Task statement> Copy out all lines of the records in which the word "name" appears.

Available records>
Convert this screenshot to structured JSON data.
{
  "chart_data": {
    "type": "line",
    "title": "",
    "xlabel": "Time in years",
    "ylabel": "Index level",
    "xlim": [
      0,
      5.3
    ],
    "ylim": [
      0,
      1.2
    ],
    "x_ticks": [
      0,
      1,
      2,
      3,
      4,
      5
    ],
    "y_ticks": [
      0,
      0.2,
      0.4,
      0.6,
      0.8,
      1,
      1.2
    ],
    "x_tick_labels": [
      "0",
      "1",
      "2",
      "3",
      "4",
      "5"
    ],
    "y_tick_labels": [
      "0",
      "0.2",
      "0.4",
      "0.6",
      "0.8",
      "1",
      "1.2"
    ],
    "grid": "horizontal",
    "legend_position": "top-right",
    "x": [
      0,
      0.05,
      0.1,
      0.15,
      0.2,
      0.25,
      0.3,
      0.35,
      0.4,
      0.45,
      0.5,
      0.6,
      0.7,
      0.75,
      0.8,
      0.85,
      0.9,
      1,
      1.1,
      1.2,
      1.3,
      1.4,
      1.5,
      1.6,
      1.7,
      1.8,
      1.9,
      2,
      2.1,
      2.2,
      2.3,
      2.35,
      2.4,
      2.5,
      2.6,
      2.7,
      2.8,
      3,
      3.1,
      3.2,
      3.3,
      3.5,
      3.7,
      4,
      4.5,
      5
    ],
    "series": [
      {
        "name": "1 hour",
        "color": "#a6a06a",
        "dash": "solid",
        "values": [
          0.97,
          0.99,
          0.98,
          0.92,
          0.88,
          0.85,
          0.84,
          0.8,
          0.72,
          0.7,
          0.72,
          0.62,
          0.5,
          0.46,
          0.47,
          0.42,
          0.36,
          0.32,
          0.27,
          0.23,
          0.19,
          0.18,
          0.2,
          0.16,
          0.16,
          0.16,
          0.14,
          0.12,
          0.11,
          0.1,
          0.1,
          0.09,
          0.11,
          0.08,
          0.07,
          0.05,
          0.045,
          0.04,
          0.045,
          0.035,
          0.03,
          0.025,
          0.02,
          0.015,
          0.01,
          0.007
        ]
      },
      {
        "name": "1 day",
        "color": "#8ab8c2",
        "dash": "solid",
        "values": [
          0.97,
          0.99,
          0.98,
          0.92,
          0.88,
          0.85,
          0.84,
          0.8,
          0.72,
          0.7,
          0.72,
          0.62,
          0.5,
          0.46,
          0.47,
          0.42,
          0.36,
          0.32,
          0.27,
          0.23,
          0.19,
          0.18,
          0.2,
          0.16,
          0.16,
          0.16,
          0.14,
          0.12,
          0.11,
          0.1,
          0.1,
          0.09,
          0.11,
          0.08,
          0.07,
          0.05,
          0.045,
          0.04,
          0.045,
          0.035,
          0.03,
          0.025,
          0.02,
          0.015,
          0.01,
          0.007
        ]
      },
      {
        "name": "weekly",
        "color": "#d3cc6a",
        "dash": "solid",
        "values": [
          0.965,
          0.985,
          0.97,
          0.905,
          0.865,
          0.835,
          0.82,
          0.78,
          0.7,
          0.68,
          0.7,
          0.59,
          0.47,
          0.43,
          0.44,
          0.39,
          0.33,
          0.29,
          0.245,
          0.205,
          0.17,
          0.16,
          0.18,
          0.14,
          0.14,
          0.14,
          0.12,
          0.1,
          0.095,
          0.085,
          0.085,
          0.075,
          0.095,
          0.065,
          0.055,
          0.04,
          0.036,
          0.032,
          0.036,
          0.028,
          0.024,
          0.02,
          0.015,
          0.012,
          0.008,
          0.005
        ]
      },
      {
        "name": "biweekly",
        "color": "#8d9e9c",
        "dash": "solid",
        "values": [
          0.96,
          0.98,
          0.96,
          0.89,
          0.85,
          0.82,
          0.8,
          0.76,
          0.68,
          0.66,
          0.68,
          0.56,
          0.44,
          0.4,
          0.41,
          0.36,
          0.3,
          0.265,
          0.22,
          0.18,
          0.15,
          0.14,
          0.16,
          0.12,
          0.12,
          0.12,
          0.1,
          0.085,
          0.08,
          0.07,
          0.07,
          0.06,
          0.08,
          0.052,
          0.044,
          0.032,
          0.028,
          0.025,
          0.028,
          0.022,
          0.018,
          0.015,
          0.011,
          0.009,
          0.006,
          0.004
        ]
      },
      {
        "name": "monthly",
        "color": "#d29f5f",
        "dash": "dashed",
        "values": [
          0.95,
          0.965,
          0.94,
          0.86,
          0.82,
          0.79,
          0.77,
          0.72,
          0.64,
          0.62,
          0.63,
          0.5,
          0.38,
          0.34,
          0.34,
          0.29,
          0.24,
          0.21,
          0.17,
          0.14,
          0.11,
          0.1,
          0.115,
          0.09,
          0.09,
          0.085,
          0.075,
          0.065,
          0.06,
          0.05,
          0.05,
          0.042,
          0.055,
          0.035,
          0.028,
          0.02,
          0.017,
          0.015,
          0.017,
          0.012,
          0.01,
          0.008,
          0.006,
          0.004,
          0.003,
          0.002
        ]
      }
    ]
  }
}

Result for this task>
        "name": "1 hour",
        "name": "1 day",
        "name": "weekly",
        "name": "biweekly",
        "name": "monthly",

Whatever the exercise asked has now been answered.